> PROBLEM DETAILS
Return all of the items below line for line and unchanged, but leave the pictures out of your answer.
● ● ● ● ●
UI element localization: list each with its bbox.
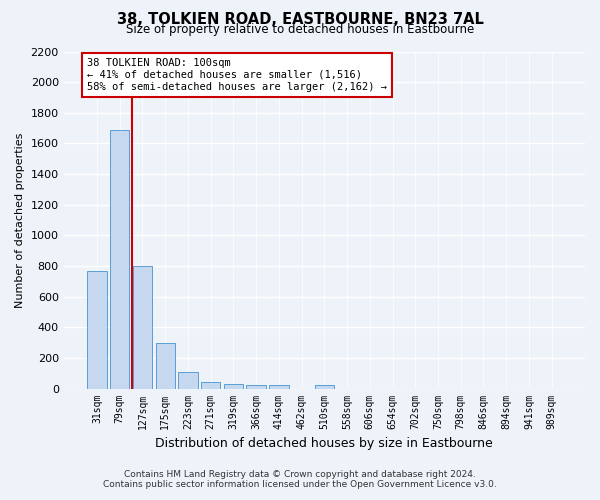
Bar — [178, 372, 197, 388]
Text: Size of property relative to detached houses in Eastbourne: Size of property relative to detached ho… — [126, 24, 474, 36]
Bar — [247, 384, 266, 388]
Text: 38, TOLKIEN ROAD, EASTBOURNE, BN23 7AL: 38, TOLKIEN ROAD, EASTBOURNE, BN23 7AL — [116, 12, 484, 26]
Y-axis label: Number of detached properties: Number of detached properties — [15, 132, 25, 308]
Bar — [110, 130, 130, 388]
Bar — [155, 342, 175, 388]
Text: 38 TOLKIEN ROAD: 100sqm
← 41% of detached houses are smaller (1,516)
58% of semi: 38 TOLKIEN ROAD: 100sqm ← 41% of detache… — [87, 58, 387, 92]
Bar — [133, 266, 152, 388]
X-axis label: Distribution of detached houses by size in Eastbourne: Distribution of detached houses by size … — [155, 437, 493, 450]
Bar — [224, 384, 243, 388]
Bar — [314, 384, 334, 388]
Bar — [269, 384, 289, 388]
Bar — [201, 382, 220, 388]
Bar — [88, 270, 107, 388]
Text: Contains HM Land Registry data © Crown copyright and database right 2024.
Contai: Contains HM Land Registry data © Crown c… — [103, 470, 497, 489]
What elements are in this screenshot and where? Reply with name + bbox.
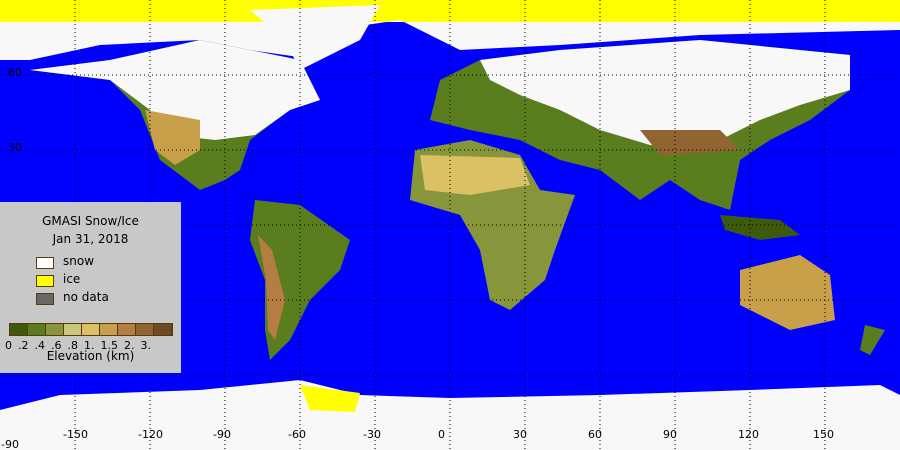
lat-label-60: 60 — [8, 66, 22, 79]
colorbar-segment — [46, 324, 64, 335]
elevation-ticks: 0 .2 .4 .6 .8 1. 1.5 2. 3. — [5, 339, 180, 352]
eurasia-snow — [480, 40, 850, 150]
ice-label: ice — [63, 272, 81, 286]
lon-label: -150 — [63, 428, 88, 441]
elevation-tick: 1.5 — [100, 339, 119, 352]
elevation-tick: .2 — [18, 339, 29, 352]
elevation-label: Elevation (km) — [46, 349, 135, 363]
elevation-tick: .4 — [34, 339, 46, 352]
elevation-tick: 2. — [124, 339, 135, 352]
snow-label: snow — [63, 254, 95, 268]
lon-label: -120 — [138, 428, 163, 441]
legend-date: Jan 31, 2018 — [52, 232, 129, 246]
north-america-snow — [30, 40, 320, 140]
elevation-tick: .6 — [51, 339, 62, 352]
elevation-tick: 1. — [84, 339, 95, 352]
lon-label: 150 — [813, 428, 834, 441]
elevation-tick: 3. — [140, 339, 152, 352]
colorbar-segment — [118, 324, 136, 335]
lat-label-minus-90: -90 — [1, 438, 19, 450]
antarctic-ice — [300, 385, 360, 412]
australia — [740, 255, 835, 330]
lon-label: -60 — [288, 428, 306, 441]
lat-label-30: 30 — [8, 141, 22, 154]
ice-swatch — [36, 275, 54, 287]
colorbar-segment — [154, 324, 172, 335]
lon-label: 90 — [663, 428, 677, 441]
elevation-tick: .8 — [67, 339, 79, 352]
greenland — [250, 5, 380, 70]
legend-title: GMASI Snow/Ice — [42, 214, 139, 228]
arctic-ice — [0, 0, 900, 22]
andes — [258, 235, 285, 340]
elevation-tick: 0 — [5, 339, 12, 352]
colorbar-segment — [136, 324, 154, 335]
new-zealand — [860, 325, 885, 355]
lon-label: 30 — [513, 428, 527, 441]
lon-label: 120 — [738, 428, 759, 441]
indonesia — [720, 215, 800, 240]
lon-label: -30 — [363, 428, 381, 441]
no-data-swatch — [36, 293, 54, 305]
sahara — [420, 155, 530, 195]
colorbar-segment — [100, 324, 118, 335]
elevation-colorbar — [9, 323, 173, 336]
no-data-label: no data — [63, 290, 109, 304]
lon-label: 0 — [438, 428, 445, 441]
lon-label: -90 — [213, 428, 231, 441]
colorbar-segment — [10, 324, 28, 335]
snow-swatch — [36, 257, 54, 269]
colorbar-segment — [64, 324, 82, 335]
legend: GMASI Snow/Ice Jan 31, 2018 snow ice no … — [0, 202, 181, 373]
us-west-elevation — [145, 110, 200, 165]
lon-label: 60 — [588, 428, 602, 441]
tibet — [640, 130, 740, 155]
colorbar-segment — [82, 324, 100, 335]
colorbar-segment — [28, 324, 46, 335]
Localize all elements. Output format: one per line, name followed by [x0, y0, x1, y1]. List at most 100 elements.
● ● ● ● ●
> IN RESPONSE
UI element localization: list each with its bbox.
Bar — [178, 372, 197, 388]
Text: Size of property relative to detached houses in Eastbourne: Size of property relative to detached ho… — [126, 24, 474, 36]
Bar — [247, 384, 266, 388]
Text: 38, TOLKIEN ROAD, EASTBOURNE, BN23 7AL: 38, TOLKIEN ROAD, EASTBOURNE, BN23 7AL — [116, 12, 484, 26]
Y-axis label: Number of detached properties: Number of detached properties — [15, 132, 25, 308]
Bar — [110, 130, 130, 388]
Bar — [155, 342, 175, 388]
Text: 38 TOLKIEN ROAD: 100sqm
← 41% of detached houses are smaller (1,516)
58% of semi: 38 TOLKIEN ROAD: 100sqm ← 41% of detache… — [87, 58, 387, 92]
Bar — [133, 266, 152, 388]
X-axis label: Distribution of detached houses by size in Eastbourne: Distribution of detached houses by size … — [155, 437, 493, 450]
Bar — [224, 384, 243, 388]
Bar — [314, 384, 334, 388]
Bar — [269, 384, 289, 388]
Bar — [201, 382, 220, 388]
Bar — [88, 270, 107, 388]
Text: Contains HM Land Registry data © Crown copyright and database right 2024.
Contai: Contains HM Land Registry data © Crown c… — [103, 470, 497, 489]
What elements are in this screenshot and where? Reply with name + bbox.
lat-label-60: 60 — [8, 66, 22, 79]
colorbar-segment — [46, 324, 64, 335]
elevation-ticks: 0 .2 .4 .6 .8 1. 1.5 2. 3. — [5, 339, 180, 352]
eurasia-snow — [480, 40, 850, 150]
ice-label: ice — [63, 272, 81, 286]
lon-label: -150 — [63, 428, 88, 441]
elevation-tick: 1.5 — [100, 339, 119, 352]
elevation-tick: .2 — [18, 339, 29, 352]
elevation-label: Elevation (km) — [46, 349, 135, 363]
elevation-tick: .4 — [34, 339, 46, 352]
elevation-tick: 2. — [124, 339, 135, 352]
snow-label: snow — [63, 254, 95, 268]
lon-label: -120 — [138, 428, 163, 441]
legend-date: Jan 31, 2018 — [52, 232, 129, 246]
north-america-snow — [30, 40, 320, 140]
elevation-tick: .6 — [51, 339, 62, 352]
elevation-tick: 1. — [84, 339, 95, 352]
lon-label: 150 — [813, 428, 834, 441]
elevation-tick: 3. — [140, 339, 152, 352]
colorbar-segment — [118, 324, 136, 335]
lat-label-minus-90: -90 — [1, 438, 19, 450]
antarctic-ice — [300, 385, 360, 412]
australia — [740, 255, 835, 330]
lon-label: -60 — [288, 428, 306, 441]
lat-label-30: 30 — [8, 141, 22, 154]
ice-swatch — [36, 275, 54, 287]
colorbar-segment — [154, 324, 172, 335]
lon-label: 90 — [663, 428, 677, 441]
elevation-tick: .8 — [67, 339, 79, 352]
greenland — [250, 5, 380, 70]
legend-title: GMASI Snow/Ice — [42, 214, 139, 228]
arctic-ice — [0, 0, 900, 22]
andes — [258, 235, 285, 340]
elevation-tick: 0 — [5, 339, 12, 352]
colorbar-segment — [136, 324, 154, 335]
new-zealand — [860, 325, 885, 355]
lon-label: 30 — [513, 428, 527, 441]
lon-label: 120 — [738, 428, 759, 441]
indonesia — [720, 215, 800, 240]
lon-label: -30 — [363, 428, 381, 441]
no-data-swatch — [36, 293, 54, 305]
sahara — [420, 155, 530, 195]
colorbar-segment — [100, 324, 118, 335]
elevation-colorbar — [9, 323, 173, 336]
no-data-label: no data — [63, 290, 109, 304]
lon-label: 0 — [438, 428, 445, 441]
lon-label: -90 — [213, 428, 231, 441]
colorbar-segment — [10, 324, 28, 335]
snow-swatch — [36, 257, 54, 269]
colorbar-segment — [64, 324, 82, 335]
legend: GMASI Snow/Ice Jan 31, 2018 snow ice no … — [0, 202, 181, 373]
us-west-elevation — [145, 110, 200, 165]
lon-label: 60 — [588, 428, 602, 441]
tibet — [640, 130, 740, 155]
colorbar-segment — [82, 324, 100, 335]
colorbar-segment — [28, 324, 46, 335]
Localize all elements. Output format: one per line, name followed by [x0, y0, x1, y1]. List at most 100 elements.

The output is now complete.